**Given instruction**: Go through the entries below and collect each line with the string "JSON" in it.

Dataset entries on figures:

━━━━━━

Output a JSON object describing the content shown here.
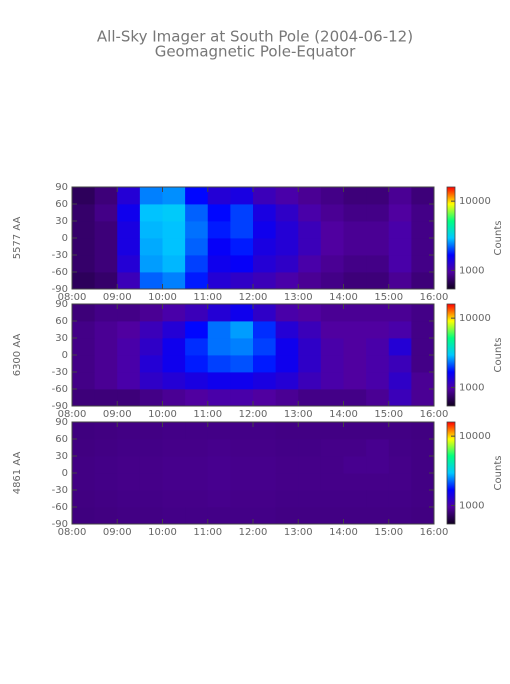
{
  "title": "All-Sky Imager at South Pole (2004-06-12)",
  "subtitle": "Geomagnetic Pole-Equator",
  "chart_data": [
    {
      "type": "heatmap",
      "ylabel": "5577 AA",
      "xlim": [
        "08:00",
        "16:00"
      ],
      "xticks": [
        "08:00",
        "09:00",
        "10:00",
        "11:00",
        "12:00",
        "13:00",
        "14:00",
        "15:00",
        "16:00"
      ],
      "ylim": [
        -90,
        90
      ],
      "yticks": [
        -90,
        -60,
        -30,
        0,
        30,
        60,
        90
      ],
      "values": [
        [
          700,
          750,
          1100,
          2200,
          2400,
          1800,
          1300,
          1200,
          1100,
          1000,
          900,
          850,
          800,
          800,
          900,
          800
        ],
        [
          750,
          800,
          1300,
          2600,
          2800,
          2000,
          1500,
          1600,
          1300,
          1200,
          1000,
          900,
          850,
          850,
          1000,
          850
        ],
        [
          750,
          800,
          1400,
          2700,
          2900,
          2200,
          1600,
          1800,
          1400,
          1300,
          1100,
          950,
          900,
          900,
          1000,
          850
        ],
        [
          750,
          800,
          1400,
          2800,
          2900,
          2300,
          1800,
          2000,
          1500,
          1300,
          1100,
          950,
          900,
          900,
          1000,
          850
        ],
        [
          750,
          850,
          1500,
          2900,
          3000,
          2200,
          1700,
          2000,
          1400,
          1200,
          1000,
          900,
          850,
          850,
          950,
          850
        ],
        [
          700,
          800,
          1300,
          2400,
          2500,
          1700,
          1300,
          1400,
          1100,
          1000,
          900,
          850,
          800,
          800,
          900,
          800
        ]
      ],
      "colorbar_label": "Counts",
      "clim": [
        540,
        16000
      ],
      "cticks": [
        1000,
        10000
      ],
      "log_color": true,
      "colormap": [
        "#100020",
        "#5000a0",
        "#0000ff",
        "#00c8ff",
        "#00ff80",
        "#ffff00",
        "#ff0000"
      ]
    },
    {
      "type": "heatmap",
      "ylabel": "6300 AA",
      "xlim": [
        "08:00",
        "16:00"
      ],
      "xticks": [
        "08:00",
        "09:00",
        "10:00",
        "11:00",
        "12:00",
        "13:00",
        "14:00",
        "15:00",
        "16:00"
      ],
      "ylim": [
        -90,
        90
      ],
      "yticks": [
        -90,
        -60,
        -30,
        0,
        30,
        60,
        90
      ],
      "values": [
        [
          800,
          800,
          800,
          850,
          900,
          950,
          1000,
          1000,
          950,
          900,
          850,
          850,
          850,
          900,
          1100,
          900
        ],
        [
          850,
          900,
          1000,
          1200,
          1300,
          1400,
          1500,
          1500,
          1400,
          1300,
          1100,
          1000,
          950,
          1000,
          1200,
          900
        ],
        [
          850,
          900,
          1000,
          1300,
          1500,
          1800,
          2000,
          2100,
          1800,
          1500,
          1200,
          1000,
          950,
          1000,
          1100,
          850
        ],
        [
          850,
          900,
          1000,
          1200,
          1500,
          1900,
          2300,
          2400,
          2000,
          1500,
          1200,
          1000,
          950,
          1000,
          1300,
          850
        ],
        [
          850,
          900,
          950,
          1100,
          1300,
          1700,
          2300,
          2600,
          1900,
          1300,
          1100,
          950,
          950,
          950,
          1000,
          850
        ],
        [
          800,
          850,
          850,
          900,
          1000,
          1100,
          1300,
          1500,
          1200,
          1000,
          950,
          900,
          900,
          900,
          900,
          850
        ]
      ],
      "colorbar_label": "Counts",
      "clim": [
        540,
        16000
      ],
      "cticks": [
        1000,
        10000
      ],
      "log_color": true,
      "colormap": [
        "#100020",
        "#5000a0",
        "#0000ff",
        "#00c8ff",
        "#00ff80",
        "#ffff00",
        "#ff0000"
      ]
    },
    {
      "type": "heatmap",
      "ylabel": "4861 AA",
      "xlim": [
        "08:00",
        "16:00"
      ],
      "xticks": [
        "08:00",
        "09:00",
        "10:00",
        "11:00",
        "12:00",
        "13:00",
        "14:00",
        "15:00",
        "16:00"
      ],
      "ylim": [
        -90,
        90
      ],
      "yticks": [
        -90,
        -60,
        -30,
        0,
        30,
        60,
        90
      ],
      "values": [
        [
          820,
          830,
          840,
          840,
          850,
          850,
          850,
          850,
          850,
          840,
          840,
          840,
          840,
          840,
          840,
          830
        ],
        [
          830,
          840,
          850,
          850,
          860,
          860,
          870,
          860,
          860,
          850,
          850,
          850,
          850,
          850,
          850,
          840
        ],
        [
          840,
          850,
          860,
          860,
          870,
          870,
          880,
          870,
          870,
          860,
          860,
          860,
          860,
          860,
          860,
          840
        ],
        [
          840,
          850,
          860,
          860,
          870,
          870,
          880,
          870,
          870,
          860,
          860,
          860,
          880,
          880,
          860,
          840
        ],
        [
          830,
          840,
          850,
          850,
          860,
          860,
          870,
          860,
          860,
          850,
          850,
          860,
          860,
          880,
          850,
          840
        ],
        [
          820,
          830,
          840,
          840,
          850,
          850,
          850,
          850,
          850,
          840,
          840,
          840,
          840,
          840,
          840,
          830
        ]
      ],
      "colorbar_label": "Counts",
      "clim": [
        540,
        16000
      ],
      "cticks": [
        1000,
        10000
      ],
      "log_color": true,
      "colormap": [
        "#100020",
        "#5000a0",
        "#0000ff",
        "#00c8ff",
        "#00ff80",
        "#ffff00",
        "#ff0000"
      ]
    }
  ]
}
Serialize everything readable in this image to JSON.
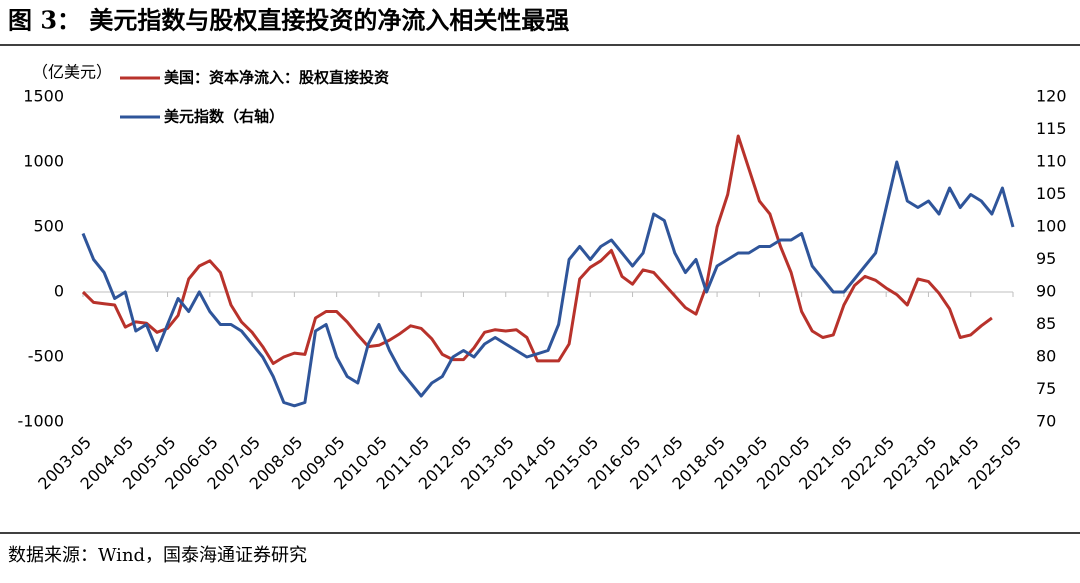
{
  "chart_data": {
    "type": "line",
    "title": "图 3：  美元指数与股权直接投资的净流入相关性最强",
    "y_label": "（亿美元）",
    "source": "数据来源：Wind，国泰海通证券研究",
    "categories": [
      "2003-05",
      null,
      null,
      null,
      "2004-05",
      null,
      null,
      null,
      "2005-05",
      null,
      null,
      null,
      "2006-05",
      null,
      null,
      null,
      "2007-05",
      null,
      null,
      null,
      "2008-05",
      null,
      null,
      null,
      "2009-05",
      null,
      null,
      null,
      "2010-05",
      null,
      null,
      null,
      "2011-05",
      null,
      null,
      null,
      "2012-05",
      null,
      null,
      null,
      "2013-05",
      null,
      null,
      null,
      "2014-05",
      null,
      null,
      null,
      "2015-05",
      null,
      null,
      null,
      "2016-05",
      null,
      null,
      null,
      "2017-05",
      null,
      null,
      null,
      "2018-05",
      null,
      null,
      null,
      "2019-05",
      null,
      null,
      null,
      "2020-05",
      null,
      null,
      null,
      "2021-05",
      null,
      null,
      null,
      "2022-05",
      null,
      null,
      null,
      "2023-05",
      null,
      null,
      null,
      "2024-05",
      null,
      null,
      null,
      "2025-05"
    ],
    "series": [
      {
        "name": "美国：资本净流入：股权直接投资",
        "color": "#b8322b",
        "axis": "y",
        "values": [
          0,
          -80,
          -90,
          -100,
          -270,
          -230,
          -240,
          -310,
          -280,
          -180,
          100,
          200,
          240,
          150,
          -100,
          -230,
          -310,
          -420,
          -550,
          -500,
          -470,
          -480,
          -200,
          -150,
          -150,
          -230,
          -330,
          -420,
          -410,
          -370,
          -320,
          -260,
          -280,
          -360,
          -480,
          -520,
          -520,
          -430,
          -310,
          -290,
          -300,
          -290,
          -350,
          -530,
          -530,
          -530,
          -400,
          100,
          190,
          240,
          320,
          120,
          60,
          170,
          150,
          60,
          -30,
          -120,
          -170,
          50,
          500,
          750,
          1200,
          950,
          700,
          600,
          350,
          150,
          -150,
          -300,
          -350,
          -330,
          -100,
          50,
          120,
          90,
          30,
          -20,
          -100,
          100,
          80,
          -10,
          -130,
          -350,
          -330,
          -260,
          -200,
          null,
          null
        ]
      },
      {
        "name": "美元指数（右轴）",
        "color": "#2f559a",
        "axis": "y2",
        "values": [
          99,
          95,
          93,
          89,
          90,
          84,
          85,
          81,
          85,
          89,
          87,
          90,
          87,
          85,
          85,
          84,
          82,
          80,
          77,
          73,
          72.5,
          73,
          84,
          85,
          80,
          77,
          76,
          82,
          85,
          81,
          78,
          76,
          74,
          76,
          77,
          80,
          81,
          80,
          82,
          83,
          82,
          81,
          80,
          80.5,
          81,
          85,
          95,
          97,
          95,
          97,
          98,
          96,
          94,
          96,
          102,
          101,
          96,
          93,
          95,
          90,
          94,
          95,
          96,
          96,
          97,
          97,
          98,
          98,
          99,
          94,
          92,
          90,
          90,
          92,
          94,
          96,
          103,
          110,
          104,
          103,
          104,
          102,
          106,
          103,
          105,
          104,
          102,
          106,
          100
        ]
      }
    ],
    "ylim": [
      -1000,
      1500
    ],
    "yticks": [
      1500,
      1000,
      500,
      0,
      -500,
      -1000
    ],
    "y2lim": [
      70,
      120
    ],
    "y2ticks": [
      120,
      115,
      110,
      105,
      100,
      95,
      90,
      85,
      80,
      75,
      70
    ]
  }
}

━━━━━━

**Correct response**:
Output a JSON object describing the content shown here.
Serialize everything readable in this image to JSON.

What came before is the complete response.